**AIM OF THE EXERCISE:** Retype the complete listing exactly as it appears.
-- START INFORMATION SHOWN --
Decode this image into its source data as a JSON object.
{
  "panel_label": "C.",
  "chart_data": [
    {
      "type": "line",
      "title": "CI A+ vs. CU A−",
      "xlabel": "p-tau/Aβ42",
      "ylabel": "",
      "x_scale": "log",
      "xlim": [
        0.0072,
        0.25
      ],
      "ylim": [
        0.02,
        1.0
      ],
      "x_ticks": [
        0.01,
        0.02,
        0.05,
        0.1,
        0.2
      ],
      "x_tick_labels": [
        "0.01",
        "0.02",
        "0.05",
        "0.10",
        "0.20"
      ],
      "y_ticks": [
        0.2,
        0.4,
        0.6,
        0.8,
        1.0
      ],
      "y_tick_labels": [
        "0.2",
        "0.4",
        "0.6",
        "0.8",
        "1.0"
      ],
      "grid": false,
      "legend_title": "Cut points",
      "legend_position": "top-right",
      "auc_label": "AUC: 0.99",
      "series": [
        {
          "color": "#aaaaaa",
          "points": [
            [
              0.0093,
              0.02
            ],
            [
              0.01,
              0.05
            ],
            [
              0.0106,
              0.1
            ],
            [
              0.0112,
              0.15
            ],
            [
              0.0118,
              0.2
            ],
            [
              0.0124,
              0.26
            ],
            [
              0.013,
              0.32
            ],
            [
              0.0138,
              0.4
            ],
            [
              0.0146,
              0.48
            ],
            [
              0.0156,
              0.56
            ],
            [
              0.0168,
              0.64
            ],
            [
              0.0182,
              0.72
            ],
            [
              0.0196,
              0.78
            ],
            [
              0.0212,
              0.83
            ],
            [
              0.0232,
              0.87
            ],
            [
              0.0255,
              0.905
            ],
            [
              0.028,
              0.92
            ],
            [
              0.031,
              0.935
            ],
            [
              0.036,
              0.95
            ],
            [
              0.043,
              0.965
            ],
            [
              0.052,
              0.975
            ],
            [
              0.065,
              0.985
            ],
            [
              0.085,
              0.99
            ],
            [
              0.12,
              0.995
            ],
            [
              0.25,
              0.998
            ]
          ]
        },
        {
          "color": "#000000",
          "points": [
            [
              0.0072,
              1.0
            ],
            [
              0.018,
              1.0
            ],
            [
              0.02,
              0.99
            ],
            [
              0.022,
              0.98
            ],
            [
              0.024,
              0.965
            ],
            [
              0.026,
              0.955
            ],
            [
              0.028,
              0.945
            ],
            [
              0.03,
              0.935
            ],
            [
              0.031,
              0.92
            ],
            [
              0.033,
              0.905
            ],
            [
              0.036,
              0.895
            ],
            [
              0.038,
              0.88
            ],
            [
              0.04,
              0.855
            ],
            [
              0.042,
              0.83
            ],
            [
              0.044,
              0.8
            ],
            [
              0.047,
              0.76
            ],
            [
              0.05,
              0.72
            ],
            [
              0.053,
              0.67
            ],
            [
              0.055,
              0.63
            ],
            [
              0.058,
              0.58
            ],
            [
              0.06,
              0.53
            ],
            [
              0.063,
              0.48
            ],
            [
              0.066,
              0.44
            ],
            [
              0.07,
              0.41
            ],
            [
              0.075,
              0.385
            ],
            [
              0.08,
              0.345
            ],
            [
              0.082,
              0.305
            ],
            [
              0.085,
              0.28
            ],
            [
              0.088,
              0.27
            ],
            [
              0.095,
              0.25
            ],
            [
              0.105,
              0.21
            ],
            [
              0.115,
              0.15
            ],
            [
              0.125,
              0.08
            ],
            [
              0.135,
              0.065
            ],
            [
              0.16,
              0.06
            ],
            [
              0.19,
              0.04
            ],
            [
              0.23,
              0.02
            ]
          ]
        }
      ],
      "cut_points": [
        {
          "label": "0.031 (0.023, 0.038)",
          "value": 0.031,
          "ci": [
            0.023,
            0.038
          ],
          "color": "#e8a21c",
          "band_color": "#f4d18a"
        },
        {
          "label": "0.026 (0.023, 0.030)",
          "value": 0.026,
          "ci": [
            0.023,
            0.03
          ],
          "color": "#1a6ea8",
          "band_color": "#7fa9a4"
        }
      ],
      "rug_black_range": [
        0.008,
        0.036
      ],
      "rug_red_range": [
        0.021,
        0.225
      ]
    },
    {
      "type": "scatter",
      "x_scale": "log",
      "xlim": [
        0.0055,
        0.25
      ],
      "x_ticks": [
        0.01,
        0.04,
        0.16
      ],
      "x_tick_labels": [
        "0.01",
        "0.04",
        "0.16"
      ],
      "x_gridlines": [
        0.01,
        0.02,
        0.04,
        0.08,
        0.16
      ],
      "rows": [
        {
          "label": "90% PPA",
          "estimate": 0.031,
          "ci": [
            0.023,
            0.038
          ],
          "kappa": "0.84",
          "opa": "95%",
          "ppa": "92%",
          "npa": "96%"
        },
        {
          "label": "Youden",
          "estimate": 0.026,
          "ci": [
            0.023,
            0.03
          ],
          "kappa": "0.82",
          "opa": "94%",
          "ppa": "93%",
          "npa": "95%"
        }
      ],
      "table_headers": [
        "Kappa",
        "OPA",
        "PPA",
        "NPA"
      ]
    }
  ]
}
-- END INFORMATION SHOWN --
**IN RESPONSE:**
Decode this image into its source data as a JSON object.
{
  "panel_label": "C.",
  "chart_data": [
    {
      "type": "line",
      "title": "CI A+ vs. CU A−",
      "xlabel": "p-tau/Aβ42",
      "ylabel": "",
      "x_scale": "log",
      "xlim": [
        0.0072,
        0.25
      ],
      "ylim": [
        0.02,
        1.0
      ],
      "x_ticks": [
        0.01,
        0.02,
        0.05,
        0.1,
        0.2
      ],
      "x_tick_labels": [
        "0.01",
        "0.02",
        "0.05",
        "0.10",
        "0.20"
      ],
      "y_ticks": [
        0.2,
        0.4,
        0.6,
        0.8,
        1.0
      ],
      "y_tick_labels": [
        "0.2",
        "0.4",
        "0.6",
        "0.8",
        "1.0"
      ],
      "grid": false,
      "legend_title": "Cut points",
      "legend_position": "top-right",
      "auc_label": "AUC: 0.99",
      "series": [
        {
          "color": "#aaaaaa",
          "points": [
            [
              0.0093,
              0.02
            ],
            [
              0.01,
              0.05
            ],
            [
              0.0106,
              0.1
            ],
            [
              0.0112,
              0.15
            ],
            [
              0.0118,
              0.2
            ],
            [
              0.0124,
              0.26
            ],
            [
              0.013,
              0.32
            ],
            [
              0.0138,
              0.4
            ],
            [
              0.0146,
              0.48
            ],
            [
              0.0156,
              0.56
            ],
            [
              0.0168,
              0.64
            ],
            [
              0.0182,
              0.72
            ],
            [
              0.0196,
              0.78
            ],
            [
              0.0212,
              0.83
            ],
            [
              0.0232,
              0.87
            ],
            [
              0.0255,
              0.905
            ],
            [
              0.028,
              0.92
            ],
            [
              0.031,
              0.935
            ],
            [
              0.036,
              0.95
            ],
            [
              0.043,
              0.965
            ],
            [
              0.052,
              0.975
            ],
            [
              0.065,
              0.985
            ],
            [
              0.085,
              0.99
            ],
            [
              0.12,
              0.995
            ],
            [
              0.25,
              0.998
            ]
          ]
        },
        {
          "color": "#000000",
          "points": [
            [
              0.0072,
              1.0
            ],
            [
              0.018,
              1.0
            ],
            [
              0.02,
              0.99
            ],
            [
              0.022,
              0.98
            ],
            [
              0.024,
              0.965
            ],
            [
              0.026,
              0.955
            ],
            [
              0.028,
              0.945
            ],
            [
              0.03,
              0.935
            ],
            [
              0.031,
              0.92
            ],
            [
              0.033,
              0.905
            ],
            [
              0.036,
              0.895
            ],
            [
              0.038,
              0.88
            ],
            [
              0.04,
              0.855
            ],
            [
              0.042,
              0.83
            ],
            [
              0.044,
              0.8
            ],
            [
              0.047,
              0.76
            ],
            [
              0.05,
              0.72
            ],
            [
              0.053,
              0.67
            ],
            [
              0.055,
              0.63
            ],
            [
              0.058,
              0.58
            ],
            [
              0.06,
              0.53
            ],
            [
              0.063,
              0.48
            ],
            [
              0.066,
              0.44
            ],
            [
              0.07,
              0.41
            ],
            [
              0.075,
              0.385
            ],
            [
              0.08,
              0.345
            ],
            [
              0.082,
              0.305
            ],
            [
              0.085,
              0.28
            ],
            [
              0.088,
              0.27
            ],
            [
              0.095,
              0.25
            ],
            [
              0.105,
              0.21
            ],
            [
              0.115,
              0.15
            ],
            [
              0.125,
              0.08
            ],
            [
              0.135,
              0.065
            ],
            [
              0.16,
              0.06
            ],
            [
              0.19,
              0.04
            ],
            [
              0.23,
              0.02
            ]
          ]
        }
      ],
      "cut_points": [
        {
          "label": "0.031 (0.023, 0.038)",
          "value": 0.031,
          "ci": [
            0.023,
            0.038
          ],
          "color": "#e8a21c",
          "band_color": "#f4d18a"
        },
        {
          "label": "0.026 (0.023, 0.030)",
          "value": 0.026,
          "ci": [
            0.023,
            0.03
          ],
          "color": "#1a6ea8",
          "band_color": "#7fa9a4"
        }
      ],
      "rug_black_range": [
        0.008,
        0.036
      ],
      "rug_red_range": [
        0.021,
        0.225
      ]
    },
    {
      "type": "scatter",
      "x_scale": "log",
      "xlim": [
        0.0055,
        0.25
      ],
      "x_ticks": [
        0.01,
        0.04,
        0.16
      ],
      "x_tick_labels": [
        "0.01",
        "0.04",
        "0.16"
      ],
      "x_gridlines": [
        0.01,
        0.02,
        0.04,
        0.08,
        0.16
      ],
      "rows": [
        {
          "label": "90% PPA",
          "estimate": 0.031,
          "ci": [
            0.023,
            0.038
          ],
          "kappa": "0.84",
          "opa": "95%",
          "ppa": "92%",
          "npa": "96%"
        },
        {
          "label": "Youden",
          "estimate": 0.026,
          "ci": [
            0.023,
            0.03
          ],
          "kappa": "0.82",
          "opa": "94%",
          "ppa": "93%",
          "npa": "95%"
        }
      ],
      "table_headers": [
        "Kappa",
        "OPA",
        "PPA",
        "NPA"
      ]
    }
  ]
}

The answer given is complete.